SET PROBLEM
Copy out each line below that has the word "καταστάσεως" in it.

──────────

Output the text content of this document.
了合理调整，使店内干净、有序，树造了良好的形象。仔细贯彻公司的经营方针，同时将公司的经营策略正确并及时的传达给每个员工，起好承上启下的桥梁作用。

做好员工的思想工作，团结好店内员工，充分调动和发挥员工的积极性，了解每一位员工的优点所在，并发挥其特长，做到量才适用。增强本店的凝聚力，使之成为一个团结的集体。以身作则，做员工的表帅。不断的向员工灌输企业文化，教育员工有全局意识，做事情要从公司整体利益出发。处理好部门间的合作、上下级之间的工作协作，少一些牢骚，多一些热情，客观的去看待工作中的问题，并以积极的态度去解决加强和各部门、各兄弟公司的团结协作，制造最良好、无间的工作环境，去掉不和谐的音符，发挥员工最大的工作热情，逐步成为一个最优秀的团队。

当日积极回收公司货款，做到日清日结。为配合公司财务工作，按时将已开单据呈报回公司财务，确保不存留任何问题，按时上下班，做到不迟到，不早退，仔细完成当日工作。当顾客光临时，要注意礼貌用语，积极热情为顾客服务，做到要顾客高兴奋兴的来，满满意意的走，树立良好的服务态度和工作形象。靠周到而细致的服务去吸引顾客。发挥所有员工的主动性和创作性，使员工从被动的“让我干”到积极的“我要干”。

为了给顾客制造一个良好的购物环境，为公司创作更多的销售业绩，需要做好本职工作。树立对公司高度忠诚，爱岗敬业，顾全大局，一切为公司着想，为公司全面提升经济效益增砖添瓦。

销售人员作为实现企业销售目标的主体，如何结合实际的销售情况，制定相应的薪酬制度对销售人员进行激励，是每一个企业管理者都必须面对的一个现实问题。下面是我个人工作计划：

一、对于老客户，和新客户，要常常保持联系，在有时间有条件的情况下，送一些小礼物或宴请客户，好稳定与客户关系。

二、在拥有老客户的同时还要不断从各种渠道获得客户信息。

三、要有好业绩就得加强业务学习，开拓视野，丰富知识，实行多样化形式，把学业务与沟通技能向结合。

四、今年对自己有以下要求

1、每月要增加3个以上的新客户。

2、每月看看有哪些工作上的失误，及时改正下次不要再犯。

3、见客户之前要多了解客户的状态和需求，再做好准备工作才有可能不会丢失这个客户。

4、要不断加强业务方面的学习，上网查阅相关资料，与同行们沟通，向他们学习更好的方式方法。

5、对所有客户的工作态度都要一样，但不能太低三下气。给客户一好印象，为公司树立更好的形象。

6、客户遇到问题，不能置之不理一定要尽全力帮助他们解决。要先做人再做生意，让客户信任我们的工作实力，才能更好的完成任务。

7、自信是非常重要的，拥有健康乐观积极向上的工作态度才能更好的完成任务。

──────────

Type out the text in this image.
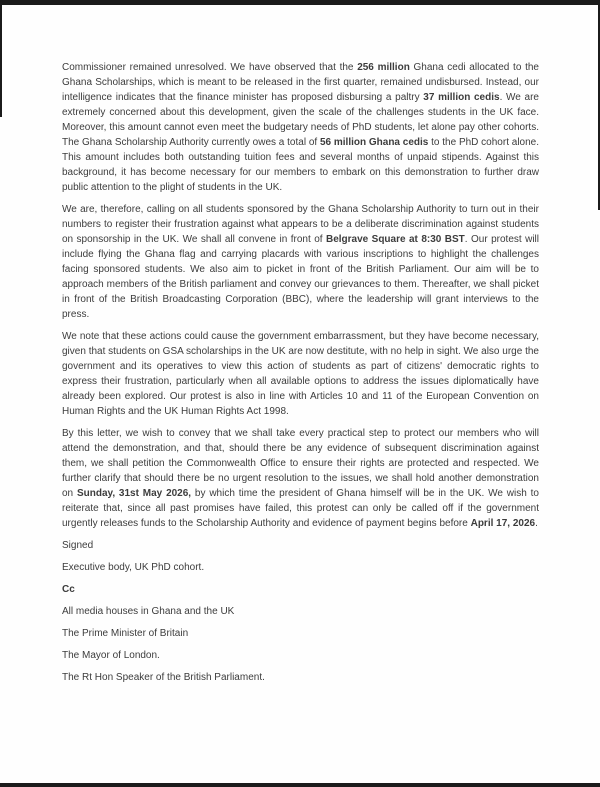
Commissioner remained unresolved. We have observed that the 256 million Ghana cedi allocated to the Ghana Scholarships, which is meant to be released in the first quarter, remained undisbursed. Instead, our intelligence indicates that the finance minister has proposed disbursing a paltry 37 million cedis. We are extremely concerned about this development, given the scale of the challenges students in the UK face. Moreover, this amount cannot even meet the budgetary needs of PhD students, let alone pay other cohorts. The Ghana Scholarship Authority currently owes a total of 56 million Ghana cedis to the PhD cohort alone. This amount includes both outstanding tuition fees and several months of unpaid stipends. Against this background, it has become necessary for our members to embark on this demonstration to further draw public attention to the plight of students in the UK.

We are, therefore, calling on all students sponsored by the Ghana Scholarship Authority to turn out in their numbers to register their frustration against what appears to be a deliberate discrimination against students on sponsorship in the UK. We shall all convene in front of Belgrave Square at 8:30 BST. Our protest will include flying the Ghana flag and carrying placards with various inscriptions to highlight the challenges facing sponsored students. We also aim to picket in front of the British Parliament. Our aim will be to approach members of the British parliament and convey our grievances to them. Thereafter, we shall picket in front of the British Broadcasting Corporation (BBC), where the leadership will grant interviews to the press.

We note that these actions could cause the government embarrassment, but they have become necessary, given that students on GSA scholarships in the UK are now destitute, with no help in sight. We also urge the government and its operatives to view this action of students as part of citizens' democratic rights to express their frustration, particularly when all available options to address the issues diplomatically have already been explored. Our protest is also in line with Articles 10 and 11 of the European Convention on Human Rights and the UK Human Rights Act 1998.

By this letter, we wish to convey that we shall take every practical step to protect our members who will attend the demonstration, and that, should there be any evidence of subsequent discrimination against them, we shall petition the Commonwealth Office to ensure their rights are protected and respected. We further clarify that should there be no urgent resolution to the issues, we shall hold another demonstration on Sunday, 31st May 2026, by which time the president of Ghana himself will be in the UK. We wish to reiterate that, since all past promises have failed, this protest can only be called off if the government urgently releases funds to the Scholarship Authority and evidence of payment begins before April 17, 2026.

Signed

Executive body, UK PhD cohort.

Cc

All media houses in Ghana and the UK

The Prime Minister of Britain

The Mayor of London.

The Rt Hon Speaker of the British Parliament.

──────────

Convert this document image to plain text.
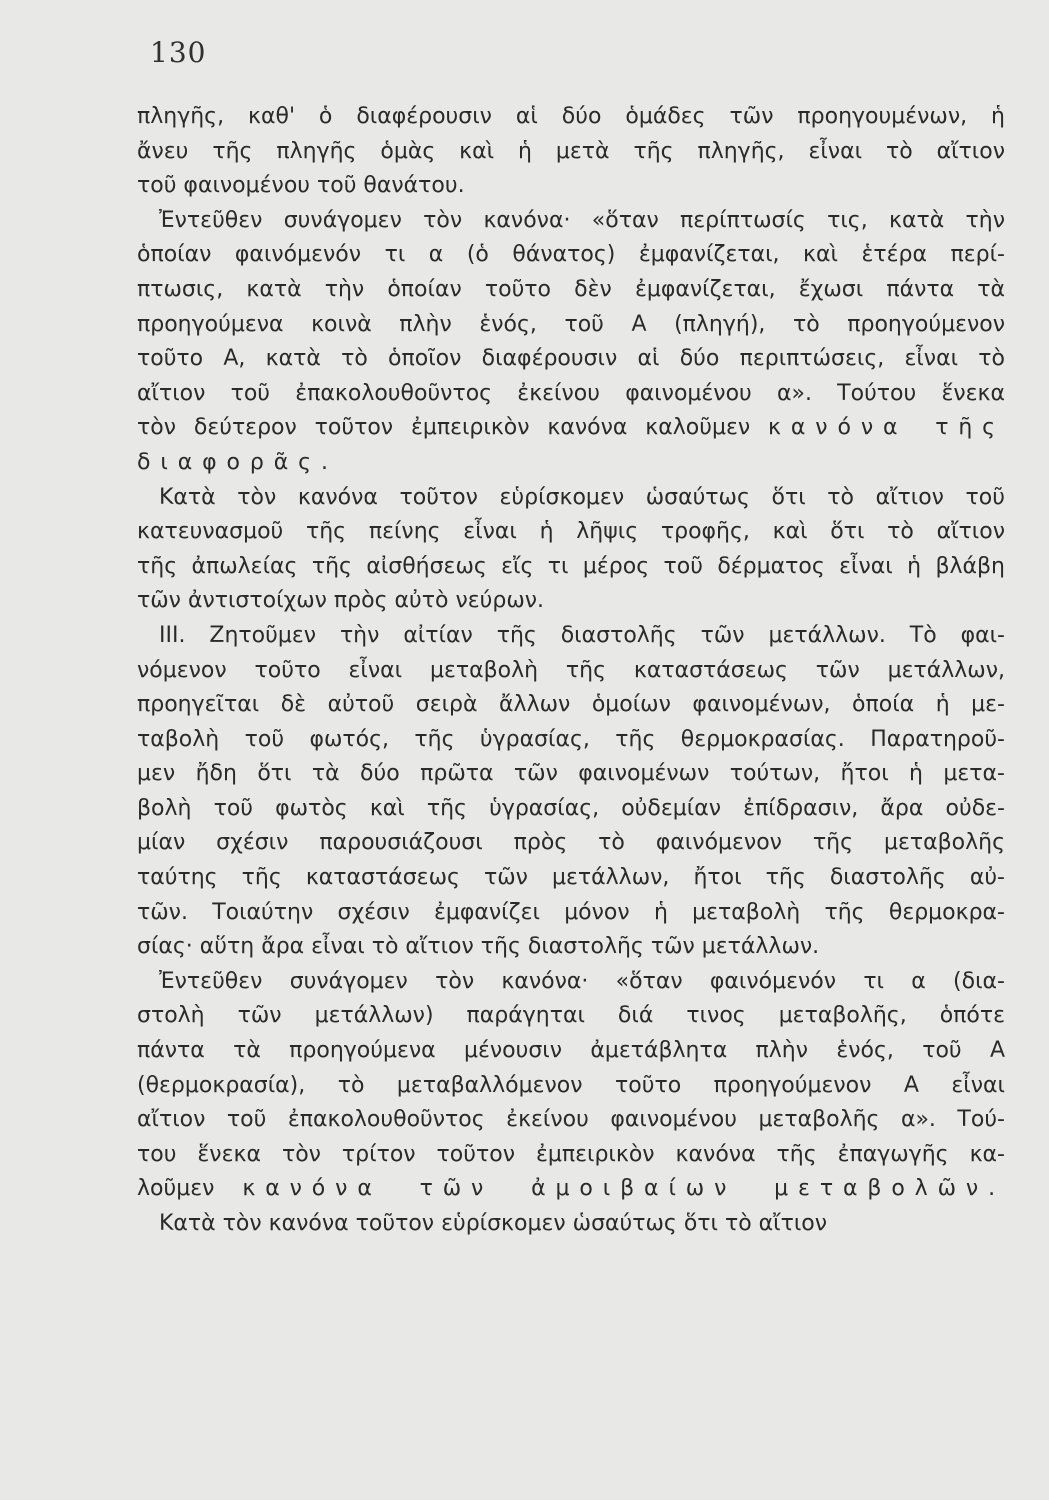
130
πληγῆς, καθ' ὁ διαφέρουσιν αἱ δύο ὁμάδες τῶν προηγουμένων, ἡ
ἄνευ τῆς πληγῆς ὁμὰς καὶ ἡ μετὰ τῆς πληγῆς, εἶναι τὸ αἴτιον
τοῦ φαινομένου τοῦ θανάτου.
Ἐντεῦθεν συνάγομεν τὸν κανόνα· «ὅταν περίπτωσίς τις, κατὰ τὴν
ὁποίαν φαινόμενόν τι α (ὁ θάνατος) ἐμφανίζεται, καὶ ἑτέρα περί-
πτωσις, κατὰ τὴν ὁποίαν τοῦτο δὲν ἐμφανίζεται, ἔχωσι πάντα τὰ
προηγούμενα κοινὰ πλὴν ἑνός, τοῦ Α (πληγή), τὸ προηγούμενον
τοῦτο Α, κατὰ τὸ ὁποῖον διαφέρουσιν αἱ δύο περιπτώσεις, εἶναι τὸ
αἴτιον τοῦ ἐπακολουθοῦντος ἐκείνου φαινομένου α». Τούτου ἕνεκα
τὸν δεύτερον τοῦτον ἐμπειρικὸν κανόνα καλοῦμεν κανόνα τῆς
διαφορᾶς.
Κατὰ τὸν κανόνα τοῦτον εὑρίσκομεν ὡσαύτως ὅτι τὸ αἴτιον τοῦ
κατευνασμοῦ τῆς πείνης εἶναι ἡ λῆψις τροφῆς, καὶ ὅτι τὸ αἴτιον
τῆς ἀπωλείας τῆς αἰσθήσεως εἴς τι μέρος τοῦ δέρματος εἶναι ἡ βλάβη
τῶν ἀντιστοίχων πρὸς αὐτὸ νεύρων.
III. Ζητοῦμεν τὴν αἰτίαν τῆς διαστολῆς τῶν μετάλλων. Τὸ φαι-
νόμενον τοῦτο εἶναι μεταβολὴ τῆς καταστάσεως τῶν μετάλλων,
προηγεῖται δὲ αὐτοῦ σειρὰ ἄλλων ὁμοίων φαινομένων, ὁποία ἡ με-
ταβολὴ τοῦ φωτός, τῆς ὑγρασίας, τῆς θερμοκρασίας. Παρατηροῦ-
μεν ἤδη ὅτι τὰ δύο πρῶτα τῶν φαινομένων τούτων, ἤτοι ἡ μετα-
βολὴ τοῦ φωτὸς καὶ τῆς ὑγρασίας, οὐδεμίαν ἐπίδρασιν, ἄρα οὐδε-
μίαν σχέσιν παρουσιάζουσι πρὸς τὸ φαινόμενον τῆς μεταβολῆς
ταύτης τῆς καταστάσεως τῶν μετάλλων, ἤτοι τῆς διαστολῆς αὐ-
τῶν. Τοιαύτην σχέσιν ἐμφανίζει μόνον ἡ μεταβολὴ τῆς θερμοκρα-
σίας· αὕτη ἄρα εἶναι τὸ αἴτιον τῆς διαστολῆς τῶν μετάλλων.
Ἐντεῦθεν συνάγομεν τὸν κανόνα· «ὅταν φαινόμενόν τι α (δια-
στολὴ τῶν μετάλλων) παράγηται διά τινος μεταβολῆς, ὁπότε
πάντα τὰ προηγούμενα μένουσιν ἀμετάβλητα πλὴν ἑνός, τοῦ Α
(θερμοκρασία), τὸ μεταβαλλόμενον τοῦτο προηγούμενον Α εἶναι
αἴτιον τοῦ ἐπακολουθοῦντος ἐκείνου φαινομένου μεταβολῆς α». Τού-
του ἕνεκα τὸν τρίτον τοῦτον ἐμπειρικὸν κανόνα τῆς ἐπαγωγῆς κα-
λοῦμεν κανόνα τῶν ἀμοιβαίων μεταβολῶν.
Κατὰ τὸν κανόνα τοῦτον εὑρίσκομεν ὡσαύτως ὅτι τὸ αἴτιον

──────────

FULL ANSWER
νόμενον τοῦτο εἶναι μεταβολὴ τῆς καταστάσεως τῶν μετάλλων,
ταύτης τῆς καταστάσεως τῶν μετάλλων, ἤτοι τῆς διαστολῆς αὐ-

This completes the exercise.